- **EXERCISE GOAL**: Return the listing word for word, as given.

[Start EXTRACTED RECORDS]

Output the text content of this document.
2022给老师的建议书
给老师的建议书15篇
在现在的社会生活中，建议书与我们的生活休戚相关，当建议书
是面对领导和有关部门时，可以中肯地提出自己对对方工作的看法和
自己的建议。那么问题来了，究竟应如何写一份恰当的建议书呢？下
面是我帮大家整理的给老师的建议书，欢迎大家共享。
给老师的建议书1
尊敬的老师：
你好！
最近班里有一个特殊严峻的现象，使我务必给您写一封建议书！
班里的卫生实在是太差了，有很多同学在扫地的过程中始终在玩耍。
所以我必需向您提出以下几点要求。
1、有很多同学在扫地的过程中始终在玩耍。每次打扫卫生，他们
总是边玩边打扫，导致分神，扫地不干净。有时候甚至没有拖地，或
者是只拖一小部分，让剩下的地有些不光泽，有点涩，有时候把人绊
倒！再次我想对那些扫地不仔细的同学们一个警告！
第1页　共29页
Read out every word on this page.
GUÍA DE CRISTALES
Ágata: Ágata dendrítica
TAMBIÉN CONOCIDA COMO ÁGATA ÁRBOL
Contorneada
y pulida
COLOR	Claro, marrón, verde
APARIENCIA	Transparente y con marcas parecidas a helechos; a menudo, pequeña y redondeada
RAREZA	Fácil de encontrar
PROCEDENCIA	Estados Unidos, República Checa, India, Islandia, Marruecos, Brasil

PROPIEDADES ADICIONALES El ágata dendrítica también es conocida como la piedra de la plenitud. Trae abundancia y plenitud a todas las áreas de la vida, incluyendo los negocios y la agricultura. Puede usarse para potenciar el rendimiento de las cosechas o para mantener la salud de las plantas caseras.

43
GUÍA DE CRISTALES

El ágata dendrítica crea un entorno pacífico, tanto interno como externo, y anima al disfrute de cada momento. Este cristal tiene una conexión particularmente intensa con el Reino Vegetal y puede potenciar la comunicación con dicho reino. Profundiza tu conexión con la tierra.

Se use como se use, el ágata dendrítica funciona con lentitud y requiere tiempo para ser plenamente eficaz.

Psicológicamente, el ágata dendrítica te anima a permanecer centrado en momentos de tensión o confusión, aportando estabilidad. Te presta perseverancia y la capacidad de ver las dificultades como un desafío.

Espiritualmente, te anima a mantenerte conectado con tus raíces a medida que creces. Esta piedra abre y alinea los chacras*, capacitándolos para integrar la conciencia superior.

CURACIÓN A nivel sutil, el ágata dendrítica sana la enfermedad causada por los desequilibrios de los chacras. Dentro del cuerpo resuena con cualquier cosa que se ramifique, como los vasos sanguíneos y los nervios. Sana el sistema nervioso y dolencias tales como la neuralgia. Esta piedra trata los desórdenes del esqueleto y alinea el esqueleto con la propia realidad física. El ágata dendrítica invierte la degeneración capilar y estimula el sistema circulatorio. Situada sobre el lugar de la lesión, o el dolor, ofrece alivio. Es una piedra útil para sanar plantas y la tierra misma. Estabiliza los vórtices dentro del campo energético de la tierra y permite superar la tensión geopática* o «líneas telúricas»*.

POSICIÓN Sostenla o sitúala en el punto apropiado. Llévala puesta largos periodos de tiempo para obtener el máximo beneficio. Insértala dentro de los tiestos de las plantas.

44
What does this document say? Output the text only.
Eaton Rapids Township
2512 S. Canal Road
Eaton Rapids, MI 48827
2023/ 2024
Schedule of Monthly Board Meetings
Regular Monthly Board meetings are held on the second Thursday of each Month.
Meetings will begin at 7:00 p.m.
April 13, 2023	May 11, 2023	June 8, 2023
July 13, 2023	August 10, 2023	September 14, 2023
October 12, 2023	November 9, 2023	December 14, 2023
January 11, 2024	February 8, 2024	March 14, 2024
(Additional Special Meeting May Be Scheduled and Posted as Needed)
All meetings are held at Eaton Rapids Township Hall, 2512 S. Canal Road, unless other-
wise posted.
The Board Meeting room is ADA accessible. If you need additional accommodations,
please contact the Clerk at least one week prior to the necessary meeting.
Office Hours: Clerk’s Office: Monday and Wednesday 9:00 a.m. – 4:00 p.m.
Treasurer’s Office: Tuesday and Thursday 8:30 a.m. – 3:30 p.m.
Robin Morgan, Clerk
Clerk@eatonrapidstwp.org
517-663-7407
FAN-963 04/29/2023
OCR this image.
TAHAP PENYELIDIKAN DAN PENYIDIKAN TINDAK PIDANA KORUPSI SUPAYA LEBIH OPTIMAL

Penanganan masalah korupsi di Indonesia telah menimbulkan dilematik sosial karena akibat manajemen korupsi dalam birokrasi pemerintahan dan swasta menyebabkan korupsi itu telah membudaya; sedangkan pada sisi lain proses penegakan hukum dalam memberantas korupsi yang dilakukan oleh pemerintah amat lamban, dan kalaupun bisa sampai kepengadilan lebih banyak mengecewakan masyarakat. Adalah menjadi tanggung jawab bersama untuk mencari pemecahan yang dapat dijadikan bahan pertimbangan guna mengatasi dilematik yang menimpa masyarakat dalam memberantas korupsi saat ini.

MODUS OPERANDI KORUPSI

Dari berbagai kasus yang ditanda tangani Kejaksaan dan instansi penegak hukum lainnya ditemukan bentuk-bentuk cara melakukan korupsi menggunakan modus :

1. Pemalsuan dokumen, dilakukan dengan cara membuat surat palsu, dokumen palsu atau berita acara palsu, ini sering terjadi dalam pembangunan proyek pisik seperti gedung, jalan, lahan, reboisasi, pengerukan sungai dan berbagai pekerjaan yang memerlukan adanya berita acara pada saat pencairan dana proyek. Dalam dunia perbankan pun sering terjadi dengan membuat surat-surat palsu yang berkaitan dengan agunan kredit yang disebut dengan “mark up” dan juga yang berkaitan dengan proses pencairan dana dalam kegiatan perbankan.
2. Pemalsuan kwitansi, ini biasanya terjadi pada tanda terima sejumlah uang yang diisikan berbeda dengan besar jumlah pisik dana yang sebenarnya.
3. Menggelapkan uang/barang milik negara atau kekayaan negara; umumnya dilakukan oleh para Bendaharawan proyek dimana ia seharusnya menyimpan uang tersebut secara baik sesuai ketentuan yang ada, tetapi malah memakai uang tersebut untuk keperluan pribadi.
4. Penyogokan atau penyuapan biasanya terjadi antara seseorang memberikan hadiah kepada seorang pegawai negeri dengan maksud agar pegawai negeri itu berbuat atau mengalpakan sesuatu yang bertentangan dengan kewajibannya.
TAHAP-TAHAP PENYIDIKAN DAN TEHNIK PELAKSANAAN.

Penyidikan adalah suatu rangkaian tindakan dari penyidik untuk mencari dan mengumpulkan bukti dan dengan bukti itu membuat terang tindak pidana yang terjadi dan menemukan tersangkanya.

[End EXTRACTED RECORDS]

- **OUTPUT FOR THIS EXERCISE**:
Output the text content of this document.
2022给老师的建议书
给老师的建议书15篇
在现在的社会生活中，建议书与我们的生活休戚相关，当建议书
是面对领导和有关部门时，可以中肯地提出自己对对方工作的看法和
自己的建议。那么问题来了，究竟应如何写一份恰当的建议书呢？下
面是我帮大家整理的给老师的建议书，欢迎大家共享。
给老师的建议书1
尊敬的老师：
你好！
最近班里有一个特殊严峻的现象，使我务必给您写一封建议书！
班里的卫生实在是太差了，有很多同学在扫地的过程中始终在玩耍。
所以我必需向您提出以下几点要求。
1、有很多同学在扫地的过程中始终在玩耍。每次打扫卫生，他们
总是边玩边打扫，导致分神，扫地不干净。有时候甚至没有拖地，或
者是只拖一小部分，让剩下的地有些不光泽，有点涩，有时候把人绊
倒！再次我想对那些扫地不仔细的同学们一个警告！
第1页　共29页
Read out every word on this page.
GUÍA DE CRISTALES
Ágata: Ágata dendrítica
TAMBIÉN CONOCIDA COMO ÁGATA ÁRBOL
Contorneada
y pulida
COLOR	Claro, marrón, verde
APARIENCIA	Transparente y con marcas parecidas a helechos; a menudo, pequeña y redondeada
RAREZA	Fácil de encontrar
PROCEDENCIA	Estados Unidos, República Checa, India, Islandia, Marruecos, Brasil

PROPIEDADES ADICIONALES El ágata dendrítica también es conocida como la piedra de la plenitud. Trae abundancia y plenitud a todas las áreas de la vida, incluyendo los negocios y la agricultura. Puede usarse para potenciar el rendimiento de las cosechas o para mantener la salud de las plantas caseras.

43
GUÍA DE CRISTALES

El ágata dendrítica crea un entorno pacífico, tanto interno como externo, y anima al disfrute de cada momento. Este cristal tiene una conexión particularmente intensa con el Reino Vegetal y puede potenciar la comunicación con dicho reino. Profundiza tu conexión con la tierra.

Se use como se use, el ágata dendrítica funciona con lentitud y requiere tiempo para ser plenamente eficaz.

Psicológicamente, el ágata dendrítica te anima a permanecer centrado en momentos de tensión o confusión, aportando estabilidad. Te presta perseverancia y la capacidad de ver las dificultades como un desafío.

Espiritualmente, te anima a mantenerte conectado con tus raíces a medida que creces. Esta piedra abre y alinea los chacras*, capacitándolos para integrar la conciencia superior.

CURACIÓN A nivel sutil, el ágata dendrítica sana la enfermedad causada por los desequilibrios de los chacras. Dentro del cuerpo resuena con cualquier cosa que se ramifique, como los vasos sanguíneos y los nervios. Sana el sistema nervioso y dolencias tales como la neuralgia. Esta piedra trata los desórdenes del esqueleto y alinea el esqueleto con la propia realidad física. El ágata dendrítica invierte la degeneración capilar y estimula el sistema circulatorio. Situada sobre el lugar de la lesión, o el dolor, ofrece alivio. Es una piedra útil para sanar plantas y la tierra misma. Estabiliza los vórtices dentro del campo energético de la tierra y permite superar la tensión geopática* o «líneas telúricas»*.

POSICIÓN Sostenla o sitúala en el punto apropiado. Llévala puesta largos periodos de tiempo para obtener el máximo beneficio. Insértala dentro de los tiestos de las plantas.

44
What does this document say? Output the text only.
Eaton Rapids Township
2512 S. Canal Road
Eaton Rapids, MI 48827
2023/ 2024
Schedule of Monthly Board Meetings
Regular Monthly Board meetings are held on the second Thursday of each Month.
Meetings will begin at 7:00 p.m.
April 13, 2023	May 11, 2023	June 8, 2023
July 13, 2023	August 10, 2023	September 14, 2023
October 12, 2023	November 9, 2023	December 14, 2023
January 11, 2024	February 8, 2024	March 14, 2024
(Additional Special Meeting May Be Scheduled and Posted as Needed)
All meetings are held at Eaton Rapids Township Hall, 2512 S. Canal Road, unless other-
wise posted.
The Board Meeting room is ADA accessible. If you need additional accommodations,
please contact the Clerk at least one week prior to the necessary meeting.
Office Hours: Clerk’s Office: Monday and Wednesday 9:00 a.m. – 4:00 p.m.
Treasurer’s Office: Tuesday and Thursday 8:30 a.m. – 3:30 p.m.
Robin Morgan, Clerk
Clerk@eatonrapidstwp.org
517-663-7407
FAN-963 04/29/2023
OCR this image.
TAHAP PENYELIDIKAN DAN PENYIDIKAN TINDAK PIDANA KORUPSI SUPAYA LEBIH OPTIMAL

Penanganan masalah korupsi di Indonesia telah menimbulkan dilematik sosial karena akibat manajemen korupsi dalam birokrasi pemerintahan dan swasta menyebabkan korupsi itu telah membudaya; sedangkan pada sisi lain proses penegakan hukum dalam memberantas korupsi yang dilakukan oleh pemerintah amat lamban, dan kalaupun bisa sampai kepengadilan lebih banyak mengecewakan masyarakat. Adalah menjadi tanggung jawab bersama untuk mencari pemecahan yang dapat dijadikan bahan pertimbangan guna mengatasi dilematik yang menimpa masyarakat dalam memberantas korupsi saat ini.

MODUS OPERANDI KORUPSI

Dari berbagai kasus yang ditanda tangani Kejaksaan dan instansi penegak hukum lainnya ditemukan bentuk-bentuk cara melakukan korupsi menggunakan modus :

1. Pemalsuan dokumen, dilakukan dengan cara membuat surat palsu, dokumen palsu atau berita acara palsu, ini sering terjadi dalam pembangunan proyek pisik seperti gedung, jalan, lahan, reboisasi, pengerukan sungai dan berbagai pekerjaan yang memerlukan adanya berita acara pada saat pencairan dana proyek. Dalam dunia perbankan pun sering terjadi dengan membuat surat-surat palsu yang berkaitan dengan agunan kredit yang disebut dengan “mark up” dan juga yang berkaitan dengan proses pencairan dana dalam kegiatan perbankan.
2. Pemalsuan kwitansi, ini biasanya terjadi pada tanda terima sejumlah uang yang diisikan berbeda dengan besar jumlah pisik dana yang sebenarnya.
3. Menggelapkan uang/barang milik negara atau kekayaan negara; umumnya dilakukan oleh para Bendaharawan proyek dimana ia seharusnya menyimpan uang tersebut secara baik sesuai ketentuan yang ada, tetapi malah memakai uang tersebut untuk keperluan pribadi.
4. Penyogokan atau penyuapan biasanya terjadi antara seseorang memberikan hadiah kepada seorang pegawai negeri dengan maksud agar pegawai negeri itu berbuat atau mengalpakan sesuatu yang bertentangan dengan kewajibannya.
TAHAP-TAHAP PENYIDIKAN DAN TEHNIK PELAKSANAAN.

Penyidikan adalah suatu rangkaian tindakan dari penyidik untuk mencari dan mengumpulkan bukti dan dengan bukti itu membuat terang tindak pidana yang terjadi dan menemukan tersangkanya.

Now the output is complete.